▸ **What is expected**:
Look for the string "Algo" in every line, and copy each line that has it.

▸ **Dataset items**:
-- start --

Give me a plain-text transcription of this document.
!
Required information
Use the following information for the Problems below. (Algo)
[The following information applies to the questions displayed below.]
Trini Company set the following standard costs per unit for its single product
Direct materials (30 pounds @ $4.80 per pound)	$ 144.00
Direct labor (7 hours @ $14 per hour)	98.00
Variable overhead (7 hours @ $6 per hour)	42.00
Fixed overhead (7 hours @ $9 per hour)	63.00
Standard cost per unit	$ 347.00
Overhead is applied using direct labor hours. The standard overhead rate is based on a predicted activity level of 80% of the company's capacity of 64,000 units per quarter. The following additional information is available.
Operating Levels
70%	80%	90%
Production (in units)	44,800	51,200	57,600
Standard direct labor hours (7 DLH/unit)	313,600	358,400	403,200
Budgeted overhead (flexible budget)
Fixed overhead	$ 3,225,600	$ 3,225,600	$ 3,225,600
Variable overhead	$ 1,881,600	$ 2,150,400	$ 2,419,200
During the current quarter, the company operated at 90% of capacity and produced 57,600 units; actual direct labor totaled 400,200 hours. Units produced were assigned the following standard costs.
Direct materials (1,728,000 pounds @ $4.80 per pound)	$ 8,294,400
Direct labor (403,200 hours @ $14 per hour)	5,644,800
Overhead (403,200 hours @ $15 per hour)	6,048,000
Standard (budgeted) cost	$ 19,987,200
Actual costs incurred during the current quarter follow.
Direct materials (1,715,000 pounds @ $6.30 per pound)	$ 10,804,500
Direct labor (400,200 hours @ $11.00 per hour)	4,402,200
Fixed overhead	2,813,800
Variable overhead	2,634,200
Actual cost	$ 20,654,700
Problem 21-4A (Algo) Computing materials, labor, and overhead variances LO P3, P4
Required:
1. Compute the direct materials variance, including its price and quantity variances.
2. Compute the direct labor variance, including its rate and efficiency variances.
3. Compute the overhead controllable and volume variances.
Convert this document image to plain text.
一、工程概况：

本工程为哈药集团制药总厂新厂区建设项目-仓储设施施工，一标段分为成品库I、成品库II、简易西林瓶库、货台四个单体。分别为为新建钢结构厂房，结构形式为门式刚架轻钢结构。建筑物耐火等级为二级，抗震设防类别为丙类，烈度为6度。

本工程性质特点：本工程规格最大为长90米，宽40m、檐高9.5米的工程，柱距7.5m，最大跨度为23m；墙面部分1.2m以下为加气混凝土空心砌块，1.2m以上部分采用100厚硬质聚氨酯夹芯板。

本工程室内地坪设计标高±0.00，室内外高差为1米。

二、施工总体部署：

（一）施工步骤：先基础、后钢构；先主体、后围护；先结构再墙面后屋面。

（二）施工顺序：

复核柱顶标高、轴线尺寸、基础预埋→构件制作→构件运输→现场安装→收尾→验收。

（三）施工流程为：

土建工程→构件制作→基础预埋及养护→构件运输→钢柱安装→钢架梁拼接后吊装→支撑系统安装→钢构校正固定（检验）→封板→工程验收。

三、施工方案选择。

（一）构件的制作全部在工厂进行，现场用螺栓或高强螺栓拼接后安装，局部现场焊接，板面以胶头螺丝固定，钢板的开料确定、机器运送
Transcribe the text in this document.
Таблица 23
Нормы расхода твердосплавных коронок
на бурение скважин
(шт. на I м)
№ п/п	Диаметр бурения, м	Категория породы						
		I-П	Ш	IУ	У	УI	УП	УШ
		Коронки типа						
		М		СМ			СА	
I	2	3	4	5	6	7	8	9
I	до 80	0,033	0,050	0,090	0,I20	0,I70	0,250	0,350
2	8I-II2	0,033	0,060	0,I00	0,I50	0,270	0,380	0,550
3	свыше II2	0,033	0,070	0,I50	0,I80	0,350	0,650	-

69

-- end --

▸ **Solution for this task**:
Use the following information for the Problems below. (Algo)
Problem 21-4A (Algo) Computing materials, labor, and overhead variances LO P3, P4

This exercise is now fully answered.